**Brief**
Pull out the lines of the listing below verbatim, beginning with its very first line and stopping after the line that contains "recover-password-button[interactable]: Recover Password", including that line.

**Given data**
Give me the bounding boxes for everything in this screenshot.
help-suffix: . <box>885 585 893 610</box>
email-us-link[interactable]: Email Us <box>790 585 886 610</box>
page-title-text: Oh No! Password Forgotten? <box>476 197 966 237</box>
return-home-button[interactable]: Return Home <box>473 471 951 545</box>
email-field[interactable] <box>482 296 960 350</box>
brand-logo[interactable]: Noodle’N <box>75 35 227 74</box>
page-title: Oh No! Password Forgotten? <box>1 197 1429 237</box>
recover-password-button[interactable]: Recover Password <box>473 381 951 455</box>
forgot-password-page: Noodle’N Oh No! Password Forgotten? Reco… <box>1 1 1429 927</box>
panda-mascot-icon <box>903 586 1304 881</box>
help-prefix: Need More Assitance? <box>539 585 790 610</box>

**Reply**
Give me the bounding boxes for everything in this screenshot.
help-suffix: . <box>885 585 893 610</box>
email-us-link[interactable]: Email Us <box>790 585 886 610</box>
page-title-text: Oh No! Password Forgotten? <box>476 197 966 237</box>
return-home-button[interactable]: Return Home <box>473 471 951 545</box>
email-field[interactable] <box>482 296 960 350</box>
brand-logo[interactable]: Noodle’N <box>75 35 227 74</box>
page-title: Oh No! Password Forgotten? <box>1 197 1429 237</box>
recover-password-button[interactable]: Recover Password <box>473 381 951 455</box>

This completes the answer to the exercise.